-- START OF INPUT FOR THIS TASK --

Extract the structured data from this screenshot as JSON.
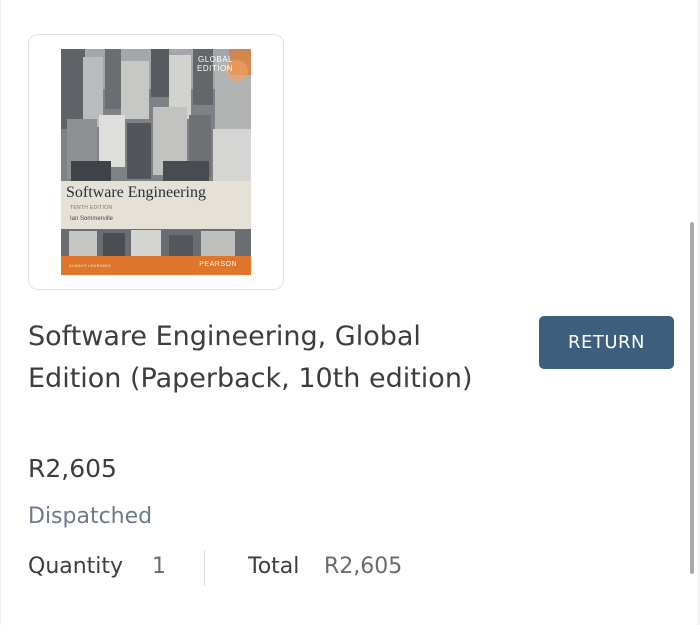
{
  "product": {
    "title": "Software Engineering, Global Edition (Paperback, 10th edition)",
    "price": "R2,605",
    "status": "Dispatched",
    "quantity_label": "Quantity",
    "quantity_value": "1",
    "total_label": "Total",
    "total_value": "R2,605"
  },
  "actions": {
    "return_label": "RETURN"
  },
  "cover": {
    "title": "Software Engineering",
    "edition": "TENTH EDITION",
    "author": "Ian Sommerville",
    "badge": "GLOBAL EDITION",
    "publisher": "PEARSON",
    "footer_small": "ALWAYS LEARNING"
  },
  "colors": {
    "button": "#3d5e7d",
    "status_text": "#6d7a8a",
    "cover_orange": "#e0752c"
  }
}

-- END OF INPUT FOR THIS TASK --
-- START OF INPUT FOR THIS TASK --

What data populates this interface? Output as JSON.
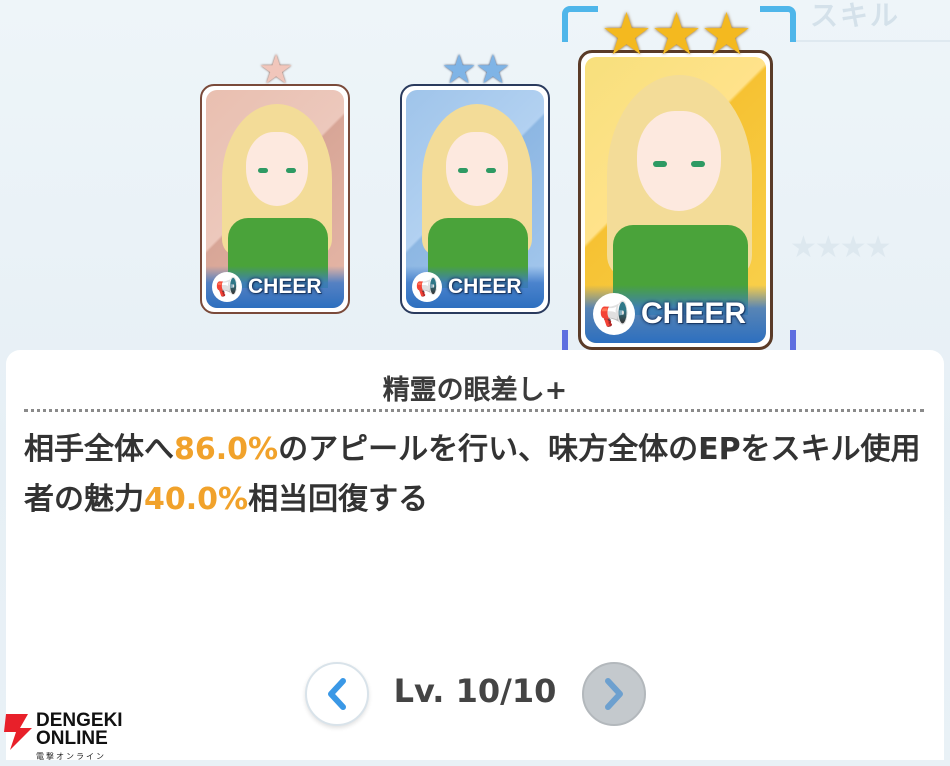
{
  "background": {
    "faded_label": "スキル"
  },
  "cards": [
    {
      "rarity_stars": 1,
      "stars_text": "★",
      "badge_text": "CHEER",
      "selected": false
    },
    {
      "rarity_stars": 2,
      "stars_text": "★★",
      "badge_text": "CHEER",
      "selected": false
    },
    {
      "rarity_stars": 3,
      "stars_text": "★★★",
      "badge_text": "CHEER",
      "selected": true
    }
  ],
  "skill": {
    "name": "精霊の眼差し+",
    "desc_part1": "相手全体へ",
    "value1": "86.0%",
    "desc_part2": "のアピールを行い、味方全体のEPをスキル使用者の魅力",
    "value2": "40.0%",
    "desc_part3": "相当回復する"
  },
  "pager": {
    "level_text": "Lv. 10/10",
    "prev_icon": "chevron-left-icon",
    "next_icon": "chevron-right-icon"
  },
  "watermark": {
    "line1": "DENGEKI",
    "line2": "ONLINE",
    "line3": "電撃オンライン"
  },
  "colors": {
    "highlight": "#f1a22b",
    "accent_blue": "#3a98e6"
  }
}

-- END OF INPUT FOR THIS TASK --

Look through the data above. Copy every line with the string "icon" in it.

RESPONSE TO THIS TASK.
    "prev_icon": "chevron-left-icon",
    "next_icon": "chevron-right-icon"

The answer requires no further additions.